## TASK INSTRUCTIONS
Copy exactly the stretch of lines from the one holding "Transcribe this image's" through the last line of the data below, inclusive. Leave out pictures.

(Dataset entries)
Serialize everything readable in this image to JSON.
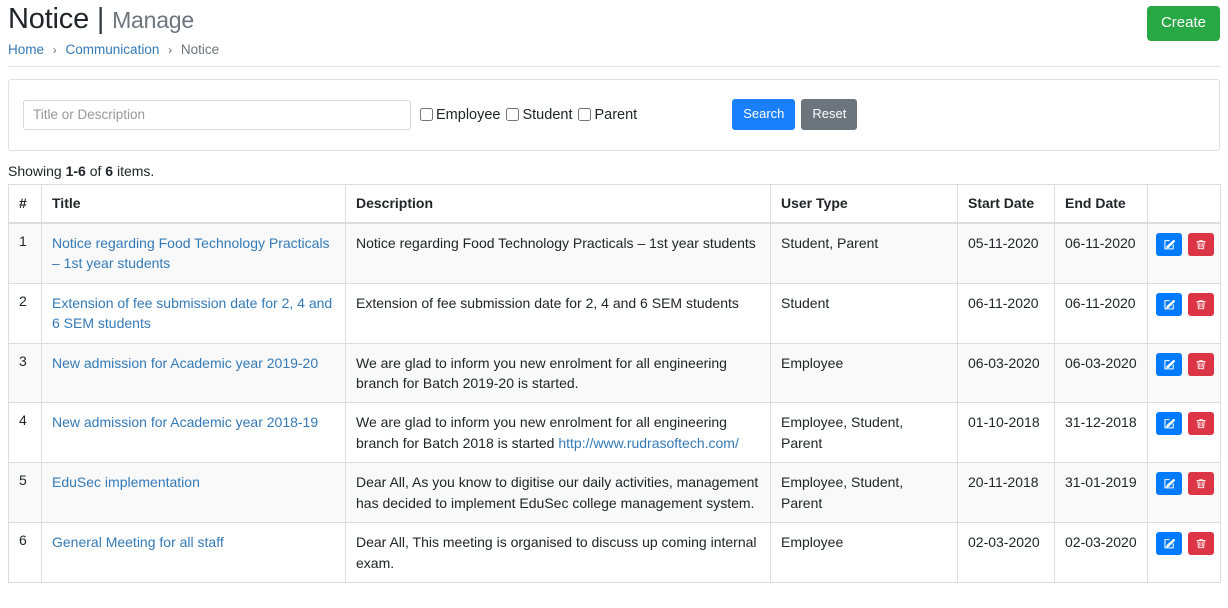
{
  "header": {
    "title": "Notice",
    "separator": "|",
    "subtitle": "Manage",
    "create_label": "Create"
  },
  "breadcrumb": {
    "items": [
      {
        "label": "Home",
        "link": true
      },
      {
        "label": "Communication",
        "link": true
      },
      {
        "label": "Notice",
        "link": false
      }
    ],
    "divider": "›"
  },
  "search": {
    "placeholder": "Title or Description",
    "value": "",
    "checkboxes": [
      {
        "label": "Employee",
        "checked": false
      },
      {
        "label": "Student",
        "checked": false
      },
      {
        "label": "Parent",
        "checked": false
      }
    ],
    "search_label": "Search",
    "reset_label": "Reset"
  },
  "summary": {
    "prefix": "Showing ",
    "range": "1-6",
    "middle": " of ",
    "total": "6",
    "suffix": " items."
  },
  "table": {
    "columns": [
      "#",
      "Title",
      "Description",
      "User Type",
      "Start Date",
      "End Date",
      ""
    ],
    "rows": [
      {
        "num": "1",
        "title": "Notice regarding Food Technology Practicals – 1st year students",
        "description": "Notice regarding Food Technology Practicals – 1st year students",
        "description_link": "",
        "user_type": "Student, Parent",
        "start_date": "05-11-2020",
        "end_date": "06-11-2020"
      },
      {
        "num": "2",
        "title": "Extension of fee submission date for 2, 4 and 6 SEM students",
        "description": "Extension of fee submission date for 2, 4 and 6 SEM students",
        "description_link": "",
        "user_type": "Student",
        "start_date": "06-11-2020",
        "end_date": "06-11-2020"
      },
      {
        "num": "3",
        "title": "New admission for Academic year 2019-20",
        "description": "We are glad to inform you new enrolment for all engineering branch for Batch 2019-20 is started.",
        "description_link": "",
        "user_type": "Employee",
        "start_date": "06-03-2020",
        "end_date": "06-03-2020"
      },
      {
        "num": "4",
        "title": "New admission for Academic year 2018-19",
        "description": "We are glad to inform you new enrolment for all engineering branch for Batch 2018 is started ",
        "description_link": "http://www.rudrasoftech.com/",
        "user_type": "Employee, Student, Parent",
        "start_date": "01-10-2018",
        "end_date": "31-12-2018"
      },
      {
        "num": "5",
        "title": "EduSec implementation",
        "description": "Dear All, As you know to digitise our daily activities, management has decided to implement EduSec college management system.",
        "description_link": "",
        "user_type": "Employee, Student, Parent",
        "start_date": "20-11-2018",
        "end_date": "31-01-2019"
      },
      {
        "num": "6",
        "title": "General Meeting for all staff",
        "description": "Dear All, This meeting is organised to discuss up coming internal exam.",
        "description_link": "",
        "user_type": "Employee",
        "start_date": "02-03-2020",
        "end_date": "02-03-2020"
      }
    ],
    "actions": {
      "edit_icon": "edit-pencil-square-icon",
      "delete_icon": "trash-icon"
    }
  },
  "colors": {
    "create_green": "#28a745",
    "search_blue": "#1a7ffa",
    "reset_gray": "#6c757d",
    "edit_blue": "#007bff",
    "delete_red": "#dc3545",
    "link_blue": "#337ab7"
  }
}
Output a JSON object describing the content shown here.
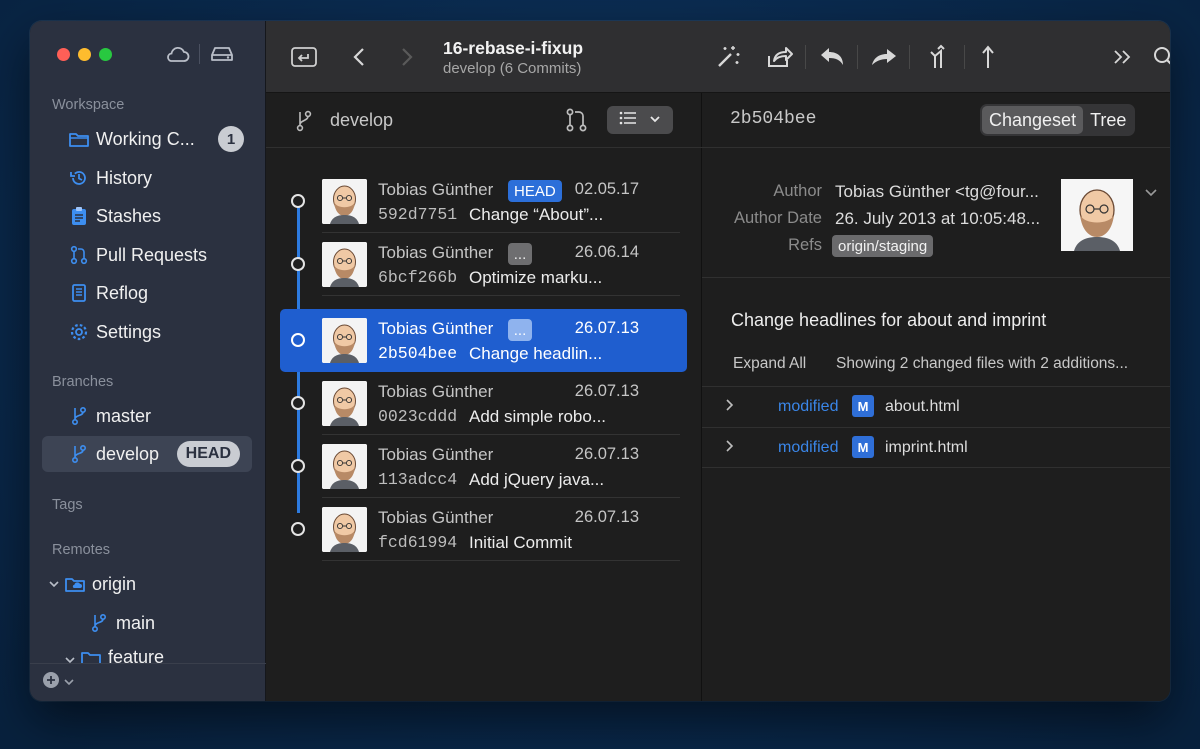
{
  "toolbar": {
    "title": "16-rebase-i-fixup",
    "subtitle": "develop (6 Commits)"
  },
  "sidebar": {
    "workspace_label": "Workspace",
    "working_copy_label": "Working C...",
    "working_copy_count": "1",
    "history_label": "History",
    "stashes_label": "Stashes",
    "pull_requests_label": "Pull Requests",
    "reflog_label": "Reflog",
    "settings_label": "Settings",
    "branches_label": "Branches",
    "branch_master": "master",
    "branch_develop": "develop",
    "head_badge": "HEAD",
    "tags_label": "Tags",
    "remotes_label": "Remotes",
    "remote_origin": "origin",
    "remote_branch_main": "main",
    "remote_folder_feature": "feature"
  },
  "list": {
    "branch_name": "develop",
    "commits": [
      {
        "author": "Tobias Günther",
        "tag": "HEAD",
        "date": "02.05.17",
        "hash": "592d7751",
        "message": "Change “About”..."
      },
      {
        "author": "Tobias Günther",
        "tag": "...",
        "date": "26.06.14",
        "hash": "6bcf266b",
        "message": "Optimize marku..."
      },
      {
        "author": "Tobias Günther",
        "tag": "...",
        "date": "26.07.13",
        "hash": "2b504bee",
        "message": "Change headlin..."
      },
      {
        "author": "Tobias Günther",
        "tag": "",
        "date": "26.07.13",
        "hash": "0023cddd",
        "message": "Add simple robo..."
      },
      {
        "author": "Tobias Günther",
        "tag": "",
        "date": "26.07.13",
        "hash": "113adcc4",
        "message": "Add jQuery java..."
      },
      {
        "author": "Tobias Günther",
        "tag": "",
        "date": "26.07.13",
        "hash": "fcd61994",
        "message": "Initial Commit"
      }
    ]
  },
  "detail": {
    "hash": "2b504bee",
    "seg_changeset": "Changeset",
    "seg_tree": "Tree",
    "author_label": "Author",
    "author_value": "Tobias Günther <tg@four...",
    "author_date_label": "Author Date",
    "author_date_value": "26. July 2013 at 10:05:48...",
    "refs_label": "Refs",
    "refs_value": "origin/staging",
    "subject": "Change headlines for about and imprint",
    "expand_all": "Expand All",
    "summary": "Showing 2 changed files with 2 additions...",
    "files": [
      {
        "status": "modified",
        "badge": "M",
        "name": "about.html"
      },
      {
        "status": "modified",
        "badge": "M",
        "name": "imprint.html"
      }
    ]
  },
  "colors": {
    "accent": "#2d7be0",
    "selection": "#1f5ecf",
    "sidebar_bg": "#2b3140"
  }
}
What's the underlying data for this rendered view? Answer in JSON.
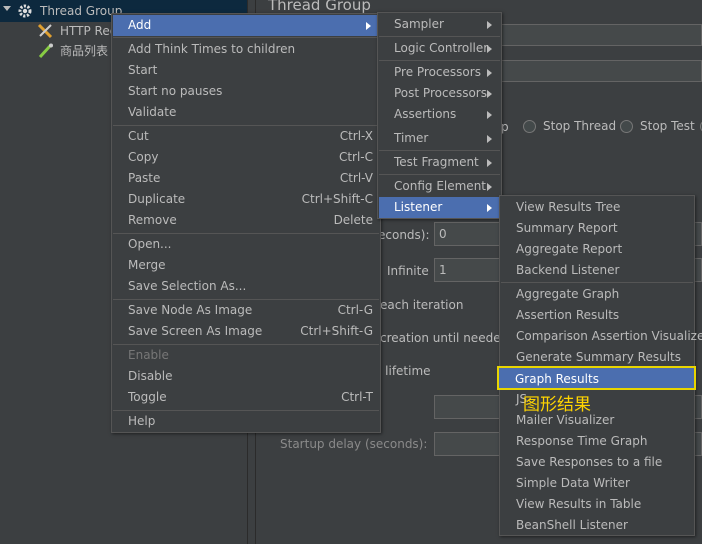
{
  "tree": {
    "thread_group": "Thread Group",
    "http_request": "HTTP Req",
    "product_list": "商品列表"
  },
  "panel": {
    "title": "Thread Group",
    "stop_thread": "Stop Thread",
    "stop_test": "Stop Test",
    "stop_partial": "p",
    "seconds_label": "econds):",
    "ramp_value": "0",
    "infinite_label": "Infinite",
    "loop_value": "1",
    "each_iteration": "each iteration",
    "creation_needed": "creation until needed",
    "lifetime": "l lifetime",
    "startup_delay": "Startup delay (seconds):"
  },
  "context_menu": {
    "items": [
      {
        "label": "Add",
        "shortcut": "",
        "submenu": true
      },
      {
        "label": "Add Think Times to children",
        "shortcut": ""
      },
      {
        "label": "Start",
        "shortcut": ""
      },
      {
        "label": "Start no pauses",
        "shortcut": ""
      },
      {
        "label": "Validate",
        "shortcut": ""
      },
      {
        "label": "Cut",
        "shortcut": "Ctrl-X"
      },
      {
        "label": "Copy",
        "shortcut": "Ctrl-C"
      },
      {
        "label": "Paste",
        "shortcut": "Ctrl-V"
      },
      {
        "label": "Duplicate",
        "shortcut": "Ctrl+Shift-C"
      },
      {
        "label": "Remove",
        "shortcut": "Delete"
      },
      {
        "label": "Open...",
        "shortcut": ""
      },
      {
        "label": "Merge",
        "shortcut": ""
      },
      {
        "label": "Save Selection As...",
        "shortcut": ""
      },
      {
        "label": "Save Node As Image",
        "shortcut": "Ctrl-G"
      },
      {
        "label": "Save Screen As Image",
        "shortcut": "Ctrl+Shift-G"
      },
      {
        "label": "Enable",
        "shortcut": ""
      },
      {
        "label": "Disable",
        "shortcut": ""
      },
      {
        "label": "Toggle",
        "shortcut": "Ctrl-T"
      },
      {
        "label": "Help",
        "shortcut": ""
      }
    ]
  },
  "add_menu": {
    "items": [
      {
        "label": "Sampler"
      },
      {
        "label": "Logic Controller"
      },
      {
        "label": "Pre Processors"
      },
      {
        "label": "Post Processors"
      },
      {
        "label": "Assertions"
      },
      {
        "label": "Timer"
      },
      {
        "label": "Test Fragment"
      },
      {
        "label": "Config Element"
      },
      {
        "label": "Listener"
      }
    ]
  },
  "listener_menu": {
    "items": [
      {
        "label": "View Results Tree"
      },
      {
        "label": "Summary Report"
      },
      {
        "label": "Aggregate Report"
      },
      {
        "label": "Backend Listener"
      },
      {
        "label": "Aggregate Graph"
      },
      {
        "label": "Assertion Results"
      },
      {
        "label": "Comparison Assertion Visualizer"
      },
      {
        "label": "Generate Summary Results"
      },
      {
        "label": "Graph Results"
      },
      {
        "label": "JS"
      },
      {
        "label": "Mailer Visualizer"
      },
      {
        "label": "Response Time Graph"
      },
      {
        "label": "Save Responses to a file"
      },
      {
        "label": "Simple Data Writer"
      },
      {
        "label": "View Results in Table"
      },
      {
        "label": "BeanShell Listener"
      }
    ]
  },
  "annotation": "图形结果",
  "colors": {
    "highlight": "#4b6eaf",
    "annotation": "#ffd400",
    "background": "#3c3f41"
  }
}
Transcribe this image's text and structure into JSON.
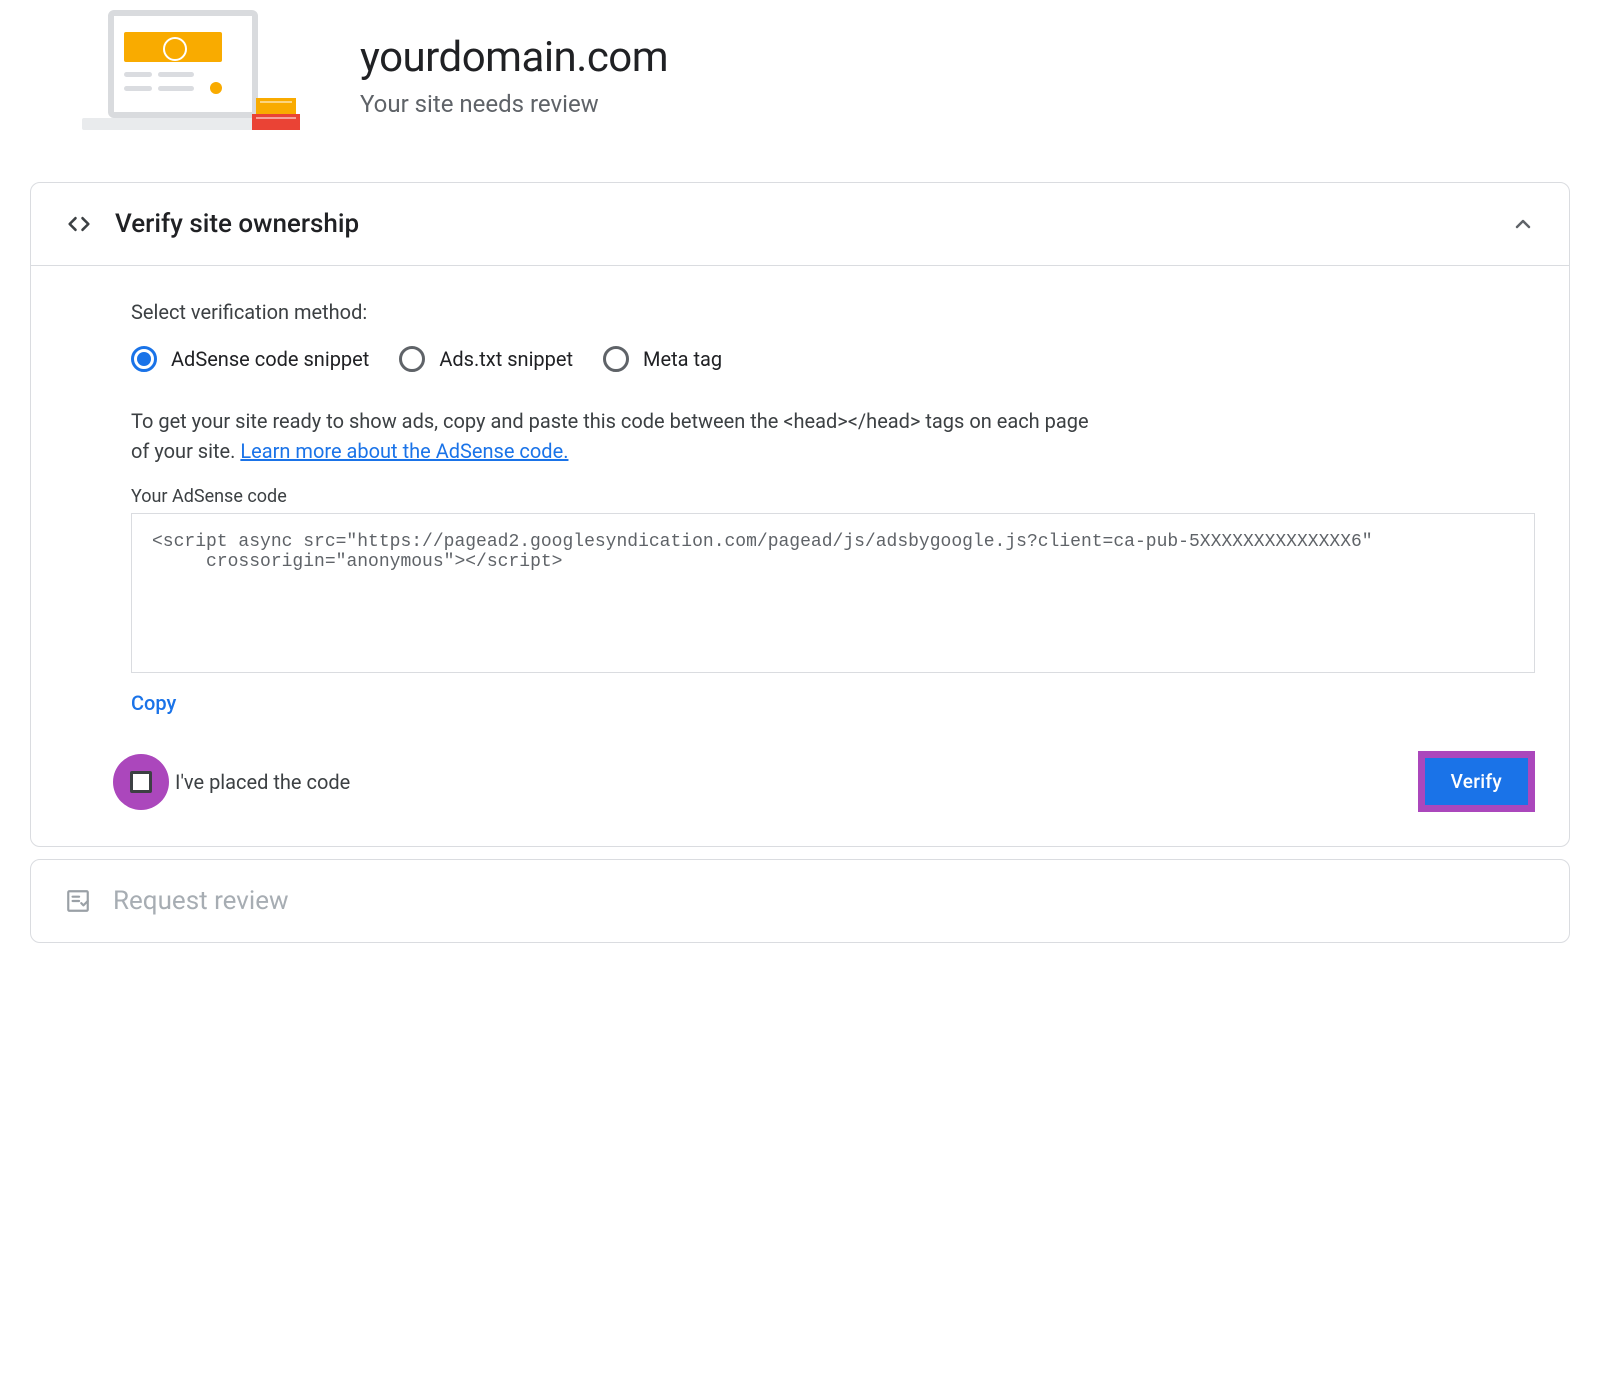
{
  "header": {
    "domain": "yourdomain.com",
    "subtitle": "Your site needs review"
  },
  "verify_card": {
    "title": "Verify site ownership",
    "select_label": "Select verification method:",
    "methods": {
      "adsense": "AdSense code snippet",
      "adstxt": "Ads.txt snippet",
      "meta": "Meta tag"
    },
    "instructions_pre": "To get your site ready to show ads, copy and paste this code between the <head></head> tags on each page of your site. ",
    "learn_more": "Learn more about the AdSense code.",
    "code_label": "Your AdSense code",
    "code_snippet": "<script async src=\"https://pagead2.googlesyndication.com/pagead/js/adsbygoogle.js?client=ca-pub-5XXXXXXXXXXXXXX6\"\n     crossorigin=\"anonymous\"></script>",
    "copy": "Copy",
    "placed_label": "I've placed the code",
    "verify_button": "Verify"
  },
  "review_card": {
    "title": "Request review"
  },
  "colors": {
    "accent_blue": "#1a73e8",
    "highlight_purple": "#ab47bc"
  }
}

## RESPONSE TO THIS EXERCISE
Transcribe this image's text and structure into JSON.
{
  "header": {
    "domain": "yourdomain.com",
    "subtitle": "Your site needs review"
  },
  "verify_card": {
    "title": "Verify site ownership",
    "select_label": "Select verification method:",
    "methods": {
      "adsense": "AdSense code snippet",
      "adstxt": "Ads.txt snippet",
      "meta": "Meta tag"
    },
    "instructions_pre": "To get your site ready to show ads, copy and paste this code between the <head></head> tags on each page of your site. ",
    "learn_more": "Learn more about the AdSense code.",
    "code_label": "Your AdSense code",
    "code_snippet": "<script async src=\"https://pagead2.googlesyndication.com/pagead/js/adsbygoogle.js?client=ca-pub-5XXXXXXXXXXXXXX6\"\n     crossorigin=\"anonymous\"></script>",
    "copy": "Copy",
    "placed_label": "I've placed the code",
    "verify_button": "Verify"
  },
  "review_card": {
    "title": "Request review"
  },
  "colors": {
    "accent_blue": "#1a73e8",
    "highlight_purple": "#ab47bc"
  }
}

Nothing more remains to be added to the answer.